Ingratitude des héritiers envers leurs bienfaiteurs.

Si Dieu doit juger sans miséricorde celui qui n'a pas eu de miséricorde envers les autres, quelle ne sera pas sa rigueur contre ces héritiers cupides qui portent un tort si grave à l'âme de leurs bienfaiteurs, en refusant d'acquitter leurs legs pieux ? Un canon du IVme concile de Carthage, les appelle les meurtriers des malheureux. Le trait que nous allons citer montrera que leur ingratitude, leur impiété, leur injustice sont châtiées, et que ces héritages ne donnent à leurs possesseurs que fatigues et déboires.

A Milan, une propriété peu éloignée de la ville avait été ravagée par la grêle, pendant que les campagnes voisines étaient demeurées intactes et florissantes. On ne pouvait trop s'expliquer la cause d'un fait si extraordinaire, lorsque l'apparition d'une âme du purgatoire fit connaître que c'était un châtiment de la Justice divine sur des enfants ingrats qui n'avaient pas exécuté les legs pieux de leur père. On raconte aussi que bien souvent les âmes des défunts ont fait entendre dans les maisons des bruits effrayants, qu'elles ont bouleversé tout ce qui s'y trouvait, et cela parce que les héritiers ne remplissaient pas les dispositions suprêmes de ces âmes.

A Ferrare, un des plus beaux palais de la ville était resté inhabitable par suite du fracas horrible qu'on y entendait chaque nuit. Le propriétaire se désolait de ne pouvoir faire son séjour dans cette belle habitation et de n'en tirer aucun profit. Un étudiant en droit, fatigué de ces plaintes, et persuadé que ce bruit n'a été inventé que pour faire pur aux pusillanimes, s'offre hardiment à rester seul dans cette maison, pourvu qu'on lui cède gratuitement une chambre pendant dix ans. Le propriétaire accepte avec plaisir cette proposition ; l'étudiant fait porter le jour même au palais, ses livres et ses meubles, et s'y installe résolument.

■ **ÉNONCÉ**:
Poursuivez le texte sur l'ingratitude des héritiers envers leurs bienfaiteurs, en reprenant après la phrase où l'étudiant s'installe dans le palais de Ferrare.

■ **DONNÉES AFFICHÉES**:
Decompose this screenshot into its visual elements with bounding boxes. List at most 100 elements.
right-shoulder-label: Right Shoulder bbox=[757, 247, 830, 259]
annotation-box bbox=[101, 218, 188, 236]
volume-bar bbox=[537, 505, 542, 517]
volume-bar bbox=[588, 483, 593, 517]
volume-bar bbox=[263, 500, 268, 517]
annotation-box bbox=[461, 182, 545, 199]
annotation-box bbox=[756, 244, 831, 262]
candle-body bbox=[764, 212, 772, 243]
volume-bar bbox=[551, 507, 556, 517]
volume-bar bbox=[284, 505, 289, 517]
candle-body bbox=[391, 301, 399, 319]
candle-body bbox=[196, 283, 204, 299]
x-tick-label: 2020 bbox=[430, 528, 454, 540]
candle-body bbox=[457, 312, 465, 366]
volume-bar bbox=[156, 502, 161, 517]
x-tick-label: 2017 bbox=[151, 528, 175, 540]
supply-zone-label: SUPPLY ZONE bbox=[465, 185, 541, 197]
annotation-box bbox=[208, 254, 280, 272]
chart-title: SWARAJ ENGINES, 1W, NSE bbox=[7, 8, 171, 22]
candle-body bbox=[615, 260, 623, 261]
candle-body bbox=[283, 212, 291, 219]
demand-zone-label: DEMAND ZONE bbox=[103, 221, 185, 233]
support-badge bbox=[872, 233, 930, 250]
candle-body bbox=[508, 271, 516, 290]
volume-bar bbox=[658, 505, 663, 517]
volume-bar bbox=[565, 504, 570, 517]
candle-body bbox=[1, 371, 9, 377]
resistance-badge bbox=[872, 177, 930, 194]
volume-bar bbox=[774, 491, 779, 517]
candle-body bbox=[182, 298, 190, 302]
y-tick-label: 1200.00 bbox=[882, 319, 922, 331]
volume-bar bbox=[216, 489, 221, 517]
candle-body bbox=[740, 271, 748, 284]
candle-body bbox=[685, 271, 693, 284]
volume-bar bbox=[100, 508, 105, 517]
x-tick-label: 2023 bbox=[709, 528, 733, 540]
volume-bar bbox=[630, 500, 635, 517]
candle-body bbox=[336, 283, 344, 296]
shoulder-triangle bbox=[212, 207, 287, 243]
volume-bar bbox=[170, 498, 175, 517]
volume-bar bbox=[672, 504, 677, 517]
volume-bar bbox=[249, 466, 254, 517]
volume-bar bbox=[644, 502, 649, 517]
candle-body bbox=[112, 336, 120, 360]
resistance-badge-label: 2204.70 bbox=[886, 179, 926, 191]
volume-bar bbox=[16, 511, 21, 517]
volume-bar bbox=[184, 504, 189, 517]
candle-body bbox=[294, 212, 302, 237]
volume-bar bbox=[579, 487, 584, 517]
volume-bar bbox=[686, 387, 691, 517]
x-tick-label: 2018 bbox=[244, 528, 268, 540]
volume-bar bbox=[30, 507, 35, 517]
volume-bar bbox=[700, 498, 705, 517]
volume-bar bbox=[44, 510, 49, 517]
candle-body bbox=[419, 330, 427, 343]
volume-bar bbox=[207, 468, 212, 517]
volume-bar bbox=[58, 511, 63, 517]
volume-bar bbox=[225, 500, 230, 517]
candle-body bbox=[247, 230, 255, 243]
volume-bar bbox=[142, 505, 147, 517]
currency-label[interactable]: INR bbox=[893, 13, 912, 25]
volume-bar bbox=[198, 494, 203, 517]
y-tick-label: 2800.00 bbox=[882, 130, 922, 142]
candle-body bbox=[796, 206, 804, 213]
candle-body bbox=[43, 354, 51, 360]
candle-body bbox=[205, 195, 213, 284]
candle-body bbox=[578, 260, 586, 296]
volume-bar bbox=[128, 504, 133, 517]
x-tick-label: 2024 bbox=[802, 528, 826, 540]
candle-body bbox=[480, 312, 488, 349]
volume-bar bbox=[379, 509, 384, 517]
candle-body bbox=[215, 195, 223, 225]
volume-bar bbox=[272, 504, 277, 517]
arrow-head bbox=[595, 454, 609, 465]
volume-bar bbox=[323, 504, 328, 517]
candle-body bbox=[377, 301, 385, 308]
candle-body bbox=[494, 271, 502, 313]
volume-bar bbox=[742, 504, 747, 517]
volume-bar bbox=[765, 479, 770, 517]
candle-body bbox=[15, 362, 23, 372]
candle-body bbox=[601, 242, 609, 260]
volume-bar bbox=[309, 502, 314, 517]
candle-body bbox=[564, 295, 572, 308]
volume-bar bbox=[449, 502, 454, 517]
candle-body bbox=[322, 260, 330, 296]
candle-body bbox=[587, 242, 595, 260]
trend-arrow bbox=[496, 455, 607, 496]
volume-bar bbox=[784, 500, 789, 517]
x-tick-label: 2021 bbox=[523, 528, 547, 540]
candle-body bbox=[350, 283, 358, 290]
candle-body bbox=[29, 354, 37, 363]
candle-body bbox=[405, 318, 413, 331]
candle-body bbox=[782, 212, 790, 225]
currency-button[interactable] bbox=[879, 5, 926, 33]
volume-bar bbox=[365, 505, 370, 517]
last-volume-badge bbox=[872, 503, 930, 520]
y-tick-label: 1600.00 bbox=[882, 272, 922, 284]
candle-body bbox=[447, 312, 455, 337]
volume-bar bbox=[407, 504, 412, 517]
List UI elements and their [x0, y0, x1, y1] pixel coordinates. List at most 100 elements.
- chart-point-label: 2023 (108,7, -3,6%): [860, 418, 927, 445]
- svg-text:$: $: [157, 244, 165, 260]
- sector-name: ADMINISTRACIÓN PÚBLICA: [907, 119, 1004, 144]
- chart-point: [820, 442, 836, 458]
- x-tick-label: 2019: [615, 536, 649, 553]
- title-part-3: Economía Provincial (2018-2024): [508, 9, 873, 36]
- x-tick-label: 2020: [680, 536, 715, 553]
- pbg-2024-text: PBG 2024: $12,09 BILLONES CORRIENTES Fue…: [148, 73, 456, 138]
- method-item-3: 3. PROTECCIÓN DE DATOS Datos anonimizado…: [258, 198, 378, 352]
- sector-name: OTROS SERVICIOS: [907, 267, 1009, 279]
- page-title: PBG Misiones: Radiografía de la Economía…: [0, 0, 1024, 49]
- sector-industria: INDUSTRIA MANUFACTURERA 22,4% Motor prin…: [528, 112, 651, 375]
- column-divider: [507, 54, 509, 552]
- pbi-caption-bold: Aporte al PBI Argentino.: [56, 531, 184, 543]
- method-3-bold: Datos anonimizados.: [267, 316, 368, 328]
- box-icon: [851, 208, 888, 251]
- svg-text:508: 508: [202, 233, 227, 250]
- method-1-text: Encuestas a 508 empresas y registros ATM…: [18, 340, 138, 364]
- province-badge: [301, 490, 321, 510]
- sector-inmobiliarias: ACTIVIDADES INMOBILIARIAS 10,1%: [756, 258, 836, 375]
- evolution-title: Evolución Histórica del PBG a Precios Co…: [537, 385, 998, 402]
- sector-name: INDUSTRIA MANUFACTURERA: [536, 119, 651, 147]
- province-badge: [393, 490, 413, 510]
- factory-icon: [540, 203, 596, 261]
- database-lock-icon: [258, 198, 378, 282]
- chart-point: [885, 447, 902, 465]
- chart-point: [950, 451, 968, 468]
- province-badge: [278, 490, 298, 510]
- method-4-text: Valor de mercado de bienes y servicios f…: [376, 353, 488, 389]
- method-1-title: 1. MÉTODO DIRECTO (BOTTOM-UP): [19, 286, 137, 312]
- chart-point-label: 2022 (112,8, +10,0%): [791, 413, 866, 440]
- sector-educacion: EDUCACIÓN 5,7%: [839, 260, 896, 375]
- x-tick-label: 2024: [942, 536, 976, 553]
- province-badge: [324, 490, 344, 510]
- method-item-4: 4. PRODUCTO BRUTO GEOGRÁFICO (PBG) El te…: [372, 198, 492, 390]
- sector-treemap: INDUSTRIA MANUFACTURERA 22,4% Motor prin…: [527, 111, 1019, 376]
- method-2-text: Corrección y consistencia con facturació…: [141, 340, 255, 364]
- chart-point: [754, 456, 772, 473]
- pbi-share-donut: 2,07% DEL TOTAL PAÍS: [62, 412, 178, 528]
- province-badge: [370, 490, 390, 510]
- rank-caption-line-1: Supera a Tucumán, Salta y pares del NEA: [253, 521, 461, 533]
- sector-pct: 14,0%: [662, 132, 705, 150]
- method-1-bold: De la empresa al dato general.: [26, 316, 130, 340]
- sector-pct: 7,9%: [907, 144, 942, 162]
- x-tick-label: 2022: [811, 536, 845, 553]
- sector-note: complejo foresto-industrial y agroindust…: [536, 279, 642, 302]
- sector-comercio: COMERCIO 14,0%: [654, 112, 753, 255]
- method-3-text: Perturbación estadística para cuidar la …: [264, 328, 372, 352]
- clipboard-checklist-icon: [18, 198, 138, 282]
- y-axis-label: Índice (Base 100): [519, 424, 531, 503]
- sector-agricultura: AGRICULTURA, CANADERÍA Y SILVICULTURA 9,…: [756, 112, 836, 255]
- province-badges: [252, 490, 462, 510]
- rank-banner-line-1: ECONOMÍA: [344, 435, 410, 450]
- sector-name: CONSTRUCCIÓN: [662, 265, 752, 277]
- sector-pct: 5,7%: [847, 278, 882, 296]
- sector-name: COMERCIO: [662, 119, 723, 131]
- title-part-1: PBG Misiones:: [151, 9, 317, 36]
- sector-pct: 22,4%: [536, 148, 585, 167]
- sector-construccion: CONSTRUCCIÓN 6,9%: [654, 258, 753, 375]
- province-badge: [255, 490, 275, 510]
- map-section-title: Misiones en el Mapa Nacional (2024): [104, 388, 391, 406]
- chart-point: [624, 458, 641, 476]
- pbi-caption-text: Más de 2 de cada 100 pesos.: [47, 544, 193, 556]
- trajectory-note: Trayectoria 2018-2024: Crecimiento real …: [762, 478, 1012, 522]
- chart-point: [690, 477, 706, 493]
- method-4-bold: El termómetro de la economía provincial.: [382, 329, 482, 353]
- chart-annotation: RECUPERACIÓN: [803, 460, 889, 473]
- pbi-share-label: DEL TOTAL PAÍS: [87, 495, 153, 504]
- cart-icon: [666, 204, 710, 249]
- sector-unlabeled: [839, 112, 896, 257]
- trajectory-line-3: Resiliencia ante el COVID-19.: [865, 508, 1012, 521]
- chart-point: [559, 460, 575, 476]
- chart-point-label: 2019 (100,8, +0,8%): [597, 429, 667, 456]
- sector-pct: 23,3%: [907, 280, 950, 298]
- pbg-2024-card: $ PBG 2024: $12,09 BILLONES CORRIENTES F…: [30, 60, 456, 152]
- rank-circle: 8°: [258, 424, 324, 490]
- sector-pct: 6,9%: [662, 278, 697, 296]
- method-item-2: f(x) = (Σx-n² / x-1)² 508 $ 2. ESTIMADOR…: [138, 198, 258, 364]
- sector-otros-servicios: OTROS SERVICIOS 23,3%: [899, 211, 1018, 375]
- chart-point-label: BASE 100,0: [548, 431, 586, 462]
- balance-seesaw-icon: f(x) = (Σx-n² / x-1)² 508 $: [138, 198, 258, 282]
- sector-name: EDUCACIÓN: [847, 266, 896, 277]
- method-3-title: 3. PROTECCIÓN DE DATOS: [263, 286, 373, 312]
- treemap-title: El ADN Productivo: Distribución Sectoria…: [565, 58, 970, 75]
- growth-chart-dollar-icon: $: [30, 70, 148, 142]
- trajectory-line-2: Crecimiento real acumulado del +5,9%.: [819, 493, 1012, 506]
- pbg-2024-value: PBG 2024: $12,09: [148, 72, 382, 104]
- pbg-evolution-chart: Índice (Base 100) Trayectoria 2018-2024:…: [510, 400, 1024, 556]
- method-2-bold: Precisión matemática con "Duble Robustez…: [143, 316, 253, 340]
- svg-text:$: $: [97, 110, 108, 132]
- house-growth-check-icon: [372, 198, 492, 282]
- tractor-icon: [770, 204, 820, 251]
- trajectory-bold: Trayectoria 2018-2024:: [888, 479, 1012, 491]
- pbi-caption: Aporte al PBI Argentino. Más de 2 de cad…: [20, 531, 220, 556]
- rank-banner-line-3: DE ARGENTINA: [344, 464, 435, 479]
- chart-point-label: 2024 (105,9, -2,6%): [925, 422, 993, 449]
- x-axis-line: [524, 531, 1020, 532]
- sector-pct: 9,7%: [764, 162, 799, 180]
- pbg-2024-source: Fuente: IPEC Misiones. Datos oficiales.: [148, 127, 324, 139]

■ **RÉPONSE**:
La nuit vient, le courageux jeune homme se met a l'étude, feuillette ses livres et travaille à une thèse importante qu'il devait soutenir le lendemain. Une pensée de foi l'avait porté a s'éclairer d'un cierge bénit dans le cas où le démon chercherait à lui nuire. Il est minuit ; voici qu'un grand bruit se fait entendre dans tous les appartements ; on eût dit un mouvement de chaînes traînées sur les parquets. L'étudiant ne perd pas courage, il écoute avec impassibilité le bruit qui s'avance de plus en plus ; il lève fièrement la tête, fixe ses veux sur la porte. Elle s'ouvre : qu'aperçoit-il ? …… un spectre hideux, les pieds et les mains entourés de longues chaînes. Le fantôme s'approche, prend un siège, s'assied à côté de lui et le fixe avec des yeux hagards. L'intrépide étudiant continue d'écrire et de consulter ses livres. — « Que cherches-tu donc avec tant de soin ? demanda enfin le spectre. — Je cherche une loi qui m'est indispensable pour établir une thèse. — C'est bien, répondit-il, mais si tu veux trouver de solides raisons, prends et lis le docteur Barthole, le voilà. » Et il met le doigt sur le livre.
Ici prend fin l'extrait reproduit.